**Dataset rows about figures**
= = = =

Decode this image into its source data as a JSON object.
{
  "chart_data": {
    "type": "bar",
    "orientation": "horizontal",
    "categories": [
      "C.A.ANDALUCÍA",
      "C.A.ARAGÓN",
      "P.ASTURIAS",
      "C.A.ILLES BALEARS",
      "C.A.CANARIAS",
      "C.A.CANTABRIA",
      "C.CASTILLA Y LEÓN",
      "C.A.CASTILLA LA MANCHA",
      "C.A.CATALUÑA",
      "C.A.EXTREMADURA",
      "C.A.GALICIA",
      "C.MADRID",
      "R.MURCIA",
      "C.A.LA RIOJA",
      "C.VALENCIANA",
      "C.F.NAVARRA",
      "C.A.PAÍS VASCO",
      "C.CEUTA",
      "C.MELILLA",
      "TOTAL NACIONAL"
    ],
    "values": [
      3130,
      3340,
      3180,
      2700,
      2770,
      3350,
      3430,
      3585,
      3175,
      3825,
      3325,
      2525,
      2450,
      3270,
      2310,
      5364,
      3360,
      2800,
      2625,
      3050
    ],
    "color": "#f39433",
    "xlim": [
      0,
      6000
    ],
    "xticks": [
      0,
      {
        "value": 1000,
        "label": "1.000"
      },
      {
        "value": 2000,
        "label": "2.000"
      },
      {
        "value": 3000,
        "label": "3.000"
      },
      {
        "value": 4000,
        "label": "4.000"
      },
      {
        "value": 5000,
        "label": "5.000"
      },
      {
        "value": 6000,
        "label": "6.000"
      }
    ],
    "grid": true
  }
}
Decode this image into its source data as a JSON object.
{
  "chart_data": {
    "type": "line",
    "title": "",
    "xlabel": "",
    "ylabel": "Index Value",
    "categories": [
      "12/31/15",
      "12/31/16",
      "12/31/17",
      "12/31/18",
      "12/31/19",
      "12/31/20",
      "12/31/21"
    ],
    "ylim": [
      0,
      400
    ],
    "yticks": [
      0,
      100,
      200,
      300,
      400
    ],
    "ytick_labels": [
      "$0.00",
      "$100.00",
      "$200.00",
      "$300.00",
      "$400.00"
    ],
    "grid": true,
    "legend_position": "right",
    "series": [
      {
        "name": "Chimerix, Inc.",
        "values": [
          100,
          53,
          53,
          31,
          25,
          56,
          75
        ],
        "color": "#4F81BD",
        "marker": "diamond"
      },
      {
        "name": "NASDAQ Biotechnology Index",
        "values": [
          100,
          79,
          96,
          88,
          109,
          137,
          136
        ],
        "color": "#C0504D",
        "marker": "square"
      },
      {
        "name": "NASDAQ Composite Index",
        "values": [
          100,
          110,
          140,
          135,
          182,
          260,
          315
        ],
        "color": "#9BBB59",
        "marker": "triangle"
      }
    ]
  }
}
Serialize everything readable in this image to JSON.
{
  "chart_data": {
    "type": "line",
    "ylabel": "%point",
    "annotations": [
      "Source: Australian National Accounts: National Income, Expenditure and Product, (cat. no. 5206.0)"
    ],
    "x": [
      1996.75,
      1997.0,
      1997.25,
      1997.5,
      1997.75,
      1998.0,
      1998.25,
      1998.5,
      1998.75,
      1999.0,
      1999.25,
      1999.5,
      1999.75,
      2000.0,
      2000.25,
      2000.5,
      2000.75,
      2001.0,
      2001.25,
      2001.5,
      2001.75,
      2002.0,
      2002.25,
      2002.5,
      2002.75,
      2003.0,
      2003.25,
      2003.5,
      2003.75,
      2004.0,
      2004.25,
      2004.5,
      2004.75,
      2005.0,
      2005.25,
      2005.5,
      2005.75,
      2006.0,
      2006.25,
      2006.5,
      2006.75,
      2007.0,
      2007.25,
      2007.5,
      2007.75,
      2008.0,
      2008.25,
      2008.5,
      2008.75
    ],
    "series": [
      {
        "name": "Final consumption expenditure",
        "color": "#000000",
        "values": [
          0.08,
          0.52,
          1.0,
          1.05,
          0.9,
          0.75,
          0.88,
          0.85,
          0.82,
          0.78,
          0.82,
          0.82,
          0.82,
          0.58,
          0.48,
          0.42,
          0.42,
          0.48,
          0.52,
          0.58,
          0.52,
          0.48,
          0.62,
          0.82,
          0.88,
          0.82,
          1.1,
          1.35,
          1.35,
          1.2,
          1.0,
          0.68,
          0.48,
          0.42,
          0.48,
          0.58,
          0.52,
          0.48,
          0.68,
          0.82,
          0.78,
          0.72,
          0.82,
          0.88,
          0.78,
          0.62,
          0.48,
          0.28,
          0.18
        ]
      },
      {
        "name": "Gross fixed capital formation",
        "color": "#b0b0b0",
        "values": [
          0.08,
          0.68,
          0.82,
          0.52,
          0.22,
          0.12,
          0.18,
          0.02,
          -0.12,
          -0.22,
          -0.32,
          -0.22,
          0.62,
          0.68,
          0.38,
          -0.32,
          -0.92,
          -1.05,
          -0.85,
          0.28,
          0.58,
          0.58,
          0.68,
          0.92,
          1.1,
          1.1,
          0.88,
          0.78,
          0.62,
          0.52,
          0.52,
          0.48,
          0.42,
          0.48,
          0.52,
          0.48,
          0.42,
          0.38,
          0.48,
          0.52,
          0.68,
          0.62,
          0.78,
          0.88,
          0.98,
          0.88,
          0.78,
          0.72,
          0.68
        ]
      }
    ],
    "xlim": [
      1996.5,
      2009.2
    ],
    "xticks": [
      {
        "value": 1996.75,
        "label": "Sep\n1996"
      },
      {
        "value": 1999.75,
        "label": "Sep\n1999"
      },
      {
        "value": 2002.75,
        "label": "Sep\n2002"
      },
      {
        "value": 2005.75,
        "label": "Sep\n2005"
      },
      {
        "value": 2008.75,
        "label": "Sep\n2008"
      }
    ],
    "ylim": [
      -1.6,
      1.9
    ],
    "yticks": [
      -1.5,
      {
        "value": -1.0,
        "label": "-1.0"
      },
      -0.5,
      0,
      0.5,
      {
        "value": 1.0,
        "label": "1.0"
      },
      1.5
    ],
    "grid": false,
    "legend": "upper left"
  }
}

= = = =

**Stated problem**
What is the number of lines that hold the string "Index"? Give it alone.

**Response**
3